• **DATA ROWS**
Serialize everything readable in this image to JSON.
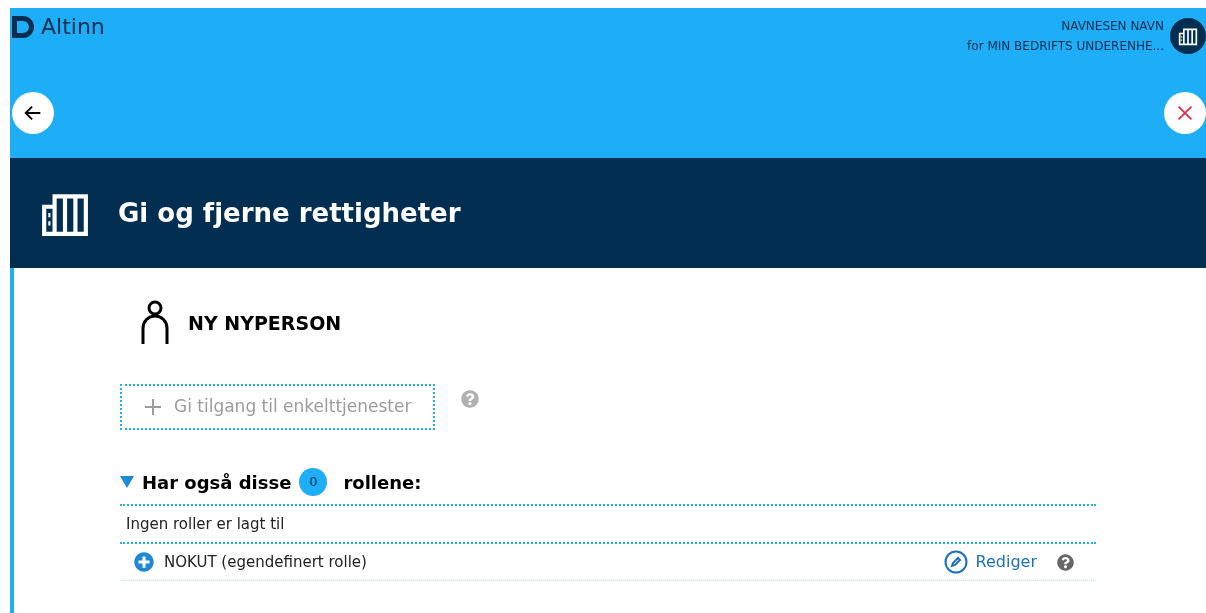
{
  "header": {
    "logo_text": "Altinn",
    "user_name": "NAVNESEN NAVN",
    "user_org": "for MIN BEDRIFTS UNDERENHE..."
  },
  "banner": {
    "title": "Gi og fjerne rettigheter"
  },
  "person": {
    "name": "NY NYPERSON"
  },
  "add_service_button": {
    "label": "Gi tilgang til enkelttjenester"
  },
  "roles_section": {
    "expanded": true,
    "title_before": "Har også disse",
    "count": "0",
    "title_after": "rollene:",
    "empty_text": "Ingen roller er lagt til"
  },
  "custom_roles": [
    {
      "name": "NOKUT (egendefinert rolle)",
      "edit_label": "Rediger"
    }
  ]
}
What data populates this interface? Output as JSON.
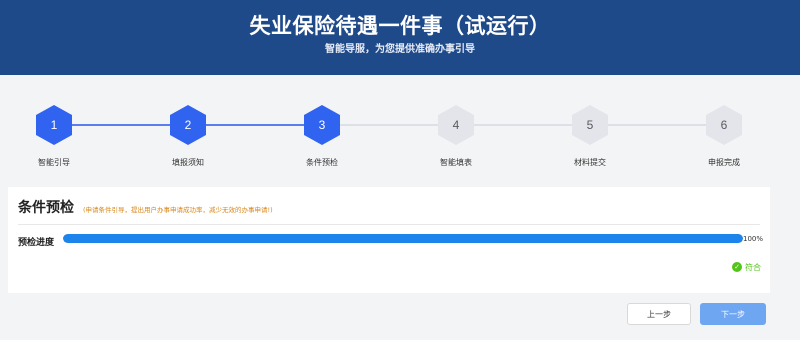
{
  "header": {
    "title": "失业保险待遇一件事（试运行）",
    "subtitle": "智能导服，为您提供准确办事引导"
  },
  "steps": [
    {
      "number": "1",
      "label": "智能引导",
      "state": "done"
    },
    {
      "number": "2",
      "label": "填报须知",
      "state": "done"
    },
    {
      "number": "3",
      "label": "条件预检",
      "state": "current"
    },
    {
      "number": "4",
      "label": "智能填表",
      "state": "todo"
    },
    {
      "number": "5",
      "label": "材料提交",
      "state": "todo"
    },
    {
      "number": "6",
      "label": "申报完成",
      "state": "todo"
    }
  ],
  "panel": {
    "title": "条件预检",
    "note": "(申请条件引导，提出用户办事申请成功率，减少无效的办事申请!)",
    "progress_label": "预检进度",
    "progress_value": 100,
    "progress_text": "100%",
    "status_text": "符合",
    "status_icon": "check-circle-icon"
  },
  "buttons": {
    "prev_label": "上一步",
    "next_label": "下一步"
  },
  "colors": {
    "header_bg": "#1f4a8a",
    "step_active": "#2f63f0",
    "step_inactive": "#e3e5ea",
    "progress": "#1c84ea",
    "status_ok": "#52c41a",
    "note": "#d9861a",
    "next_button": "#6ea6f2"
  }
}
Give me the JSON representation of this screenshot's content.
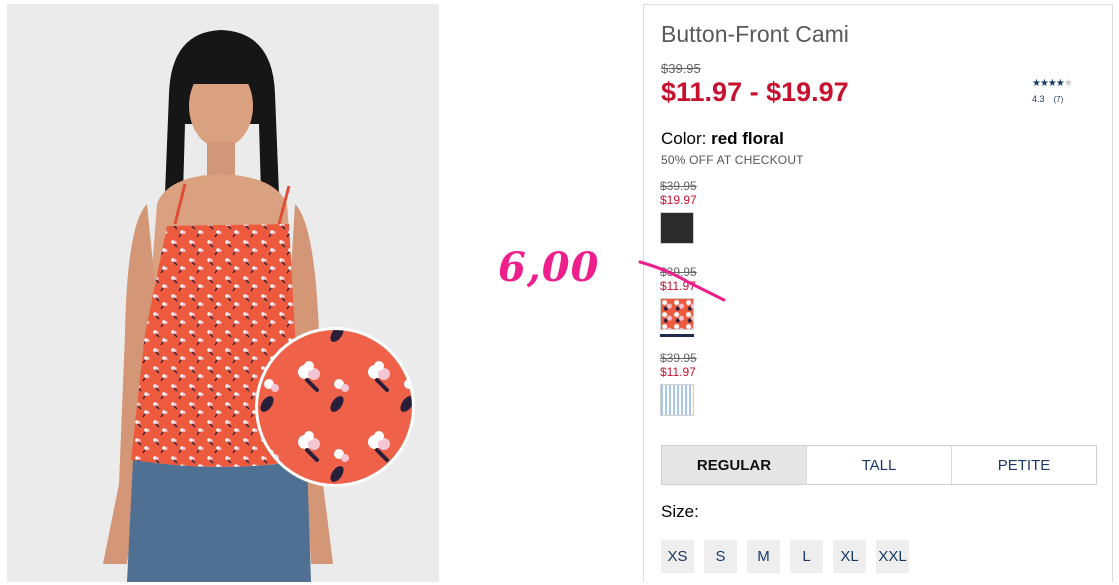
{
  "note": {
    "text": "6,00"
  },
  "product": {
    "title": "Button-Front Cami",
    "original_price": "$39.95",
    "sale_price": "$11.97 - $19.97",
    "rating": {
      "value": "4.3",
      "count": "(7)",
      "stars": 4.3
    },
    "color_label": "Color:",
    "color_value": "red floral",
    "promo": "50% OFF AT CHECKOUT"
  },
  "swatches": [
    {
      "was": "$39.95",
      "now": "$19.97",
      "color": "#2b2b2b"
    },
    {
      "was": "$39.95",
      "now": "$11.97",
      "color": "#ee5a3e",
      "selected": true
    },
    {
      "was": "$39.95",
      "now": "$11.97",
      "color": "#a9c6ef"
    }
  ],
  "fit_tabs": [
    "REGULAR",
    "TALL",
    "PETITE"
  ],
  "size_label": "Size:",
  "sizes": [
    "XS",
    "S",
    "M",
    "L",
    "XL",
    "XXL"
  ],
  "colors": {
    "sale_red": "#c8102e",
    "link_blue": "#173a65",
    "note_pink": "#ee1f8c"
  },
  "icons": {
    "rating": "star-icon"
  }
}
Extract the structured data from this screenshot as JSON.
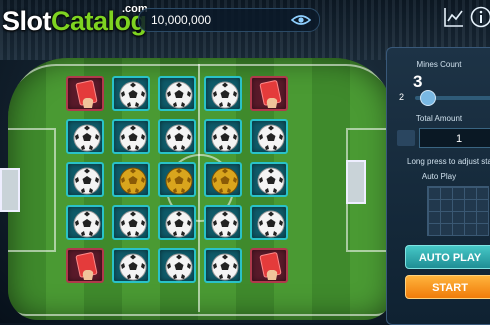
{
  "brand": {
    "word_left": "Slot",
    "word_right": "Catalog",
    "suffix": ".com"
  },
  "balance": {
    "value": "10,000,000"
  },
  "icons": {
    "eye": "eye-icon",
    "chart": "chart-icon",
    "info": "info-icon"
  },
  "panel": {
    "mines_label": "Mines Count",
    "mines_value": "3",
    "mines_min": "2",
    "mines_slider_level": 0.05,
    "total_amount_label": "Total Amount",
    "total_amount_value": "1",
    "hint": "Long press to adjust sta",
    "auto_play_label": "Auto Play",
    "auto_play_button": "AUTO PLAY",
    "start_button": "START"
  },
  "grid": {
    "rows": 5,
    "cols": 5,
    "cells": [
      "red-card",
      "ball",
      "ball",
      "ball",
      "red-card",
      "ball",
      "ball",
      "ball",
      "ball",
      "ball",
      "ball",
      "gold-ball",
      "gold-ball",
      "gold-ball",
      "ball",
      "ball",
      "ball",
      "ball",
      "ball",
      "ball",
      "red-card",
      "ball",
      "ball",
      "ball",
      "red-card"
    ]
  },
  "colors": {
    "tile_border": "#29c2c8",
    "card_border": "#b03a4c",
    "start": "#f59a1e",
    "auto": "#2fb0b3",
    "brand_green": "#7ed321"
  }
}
* * *
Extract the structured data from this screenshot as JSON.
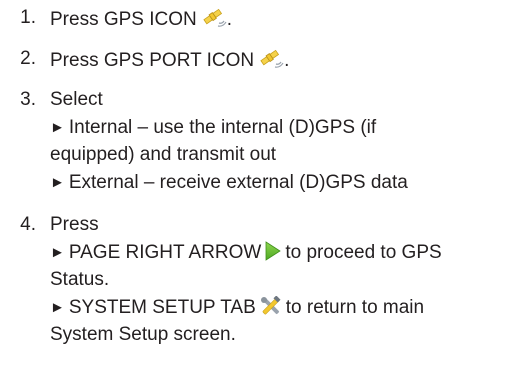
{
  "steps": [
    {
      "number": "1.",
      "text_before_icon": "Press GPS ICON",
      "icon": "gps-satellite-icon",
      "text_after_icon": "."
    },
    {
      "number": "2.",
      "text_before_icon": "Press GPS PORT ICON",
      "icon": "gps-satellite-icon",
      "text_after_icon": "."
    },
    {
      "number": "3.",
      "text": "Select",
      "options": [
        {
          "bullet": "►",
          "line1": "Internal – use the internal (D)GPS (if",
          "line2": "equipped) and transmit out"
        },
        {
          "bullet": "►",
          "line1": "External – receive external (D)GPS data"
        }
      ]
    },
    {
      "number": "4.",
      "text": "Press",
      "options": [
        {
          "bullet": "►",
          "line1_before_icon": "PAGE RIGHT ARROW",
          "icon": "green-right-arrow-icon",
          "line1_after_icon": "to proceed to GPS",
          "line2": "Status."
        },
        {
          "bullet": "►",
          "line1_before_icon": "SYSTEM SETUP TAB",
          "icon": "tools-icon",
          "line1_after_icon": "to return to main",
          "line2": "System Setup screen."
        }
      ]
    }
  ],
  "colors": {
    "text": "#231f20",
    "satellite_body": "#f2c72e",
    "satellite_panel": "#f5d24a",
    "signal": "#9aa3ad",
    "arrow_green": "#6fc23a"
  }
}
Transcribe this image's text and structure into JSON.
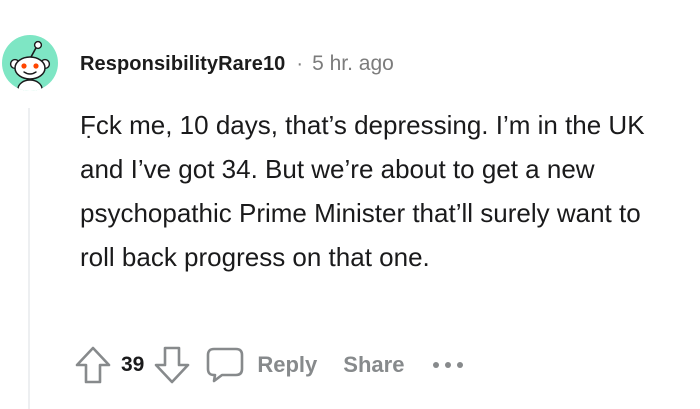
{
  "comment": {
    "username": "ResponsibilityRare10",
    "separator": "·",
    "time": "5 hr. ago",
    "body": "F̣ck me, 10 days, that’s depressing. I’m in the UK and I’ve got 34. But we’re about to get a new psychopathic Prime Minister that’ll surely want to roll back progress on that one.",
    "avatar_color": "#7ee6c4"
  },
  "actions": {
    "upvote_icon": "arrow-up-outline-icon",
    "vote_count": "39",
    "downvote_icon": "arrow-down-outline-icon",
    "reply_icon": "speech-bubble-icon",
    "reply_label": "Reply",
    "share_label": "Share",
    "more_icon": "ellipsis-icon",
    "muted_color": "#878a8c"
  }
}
--
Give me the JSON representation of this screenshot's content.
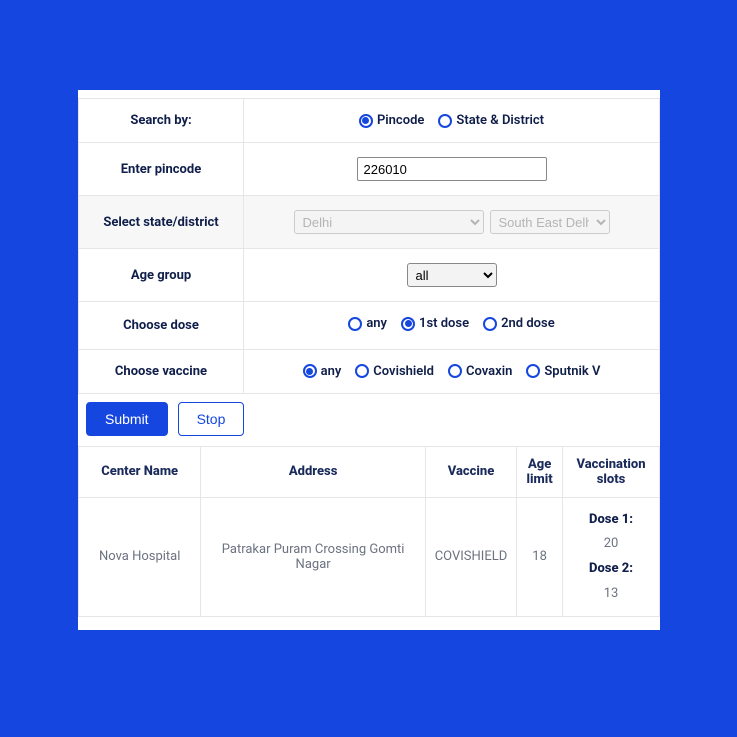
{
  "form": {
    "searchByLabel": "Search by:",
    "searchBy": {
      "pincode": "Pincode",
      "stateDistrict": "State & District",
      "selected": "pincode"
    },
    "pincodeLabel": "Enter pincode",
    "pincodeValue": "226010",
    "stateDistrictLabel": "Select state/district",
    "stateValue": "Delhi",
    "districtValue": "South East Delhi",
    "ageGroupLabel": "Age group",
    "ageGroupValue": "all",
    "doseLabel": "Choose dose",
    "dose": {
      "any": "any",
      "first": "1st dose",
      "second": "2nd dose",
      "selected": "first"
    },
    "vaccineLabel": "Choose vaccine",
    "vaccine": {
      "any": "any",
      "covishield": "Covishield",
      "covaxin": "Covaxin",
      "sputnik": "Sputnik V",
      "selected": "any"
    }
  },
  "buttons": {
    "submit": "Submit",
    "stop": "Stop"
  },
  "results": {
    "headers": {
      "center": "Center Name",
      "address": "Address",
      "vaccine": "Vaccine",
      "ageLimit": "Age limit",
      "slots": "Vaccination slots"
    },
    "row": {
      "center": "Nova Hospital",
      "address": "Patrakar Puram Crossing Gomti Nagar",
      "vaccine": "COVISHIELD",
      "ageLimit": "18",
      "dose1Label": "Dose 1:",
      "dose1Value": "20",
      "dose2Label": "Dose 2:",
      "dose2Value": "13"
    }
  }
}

• **YOUR TASK**
Which lines in the records above contain the string "address"? Copy each one.

• **TASK RESPONSE**
      "address": "Address",
      "address": "Patrakar Puram Crossing Gomti Nagar",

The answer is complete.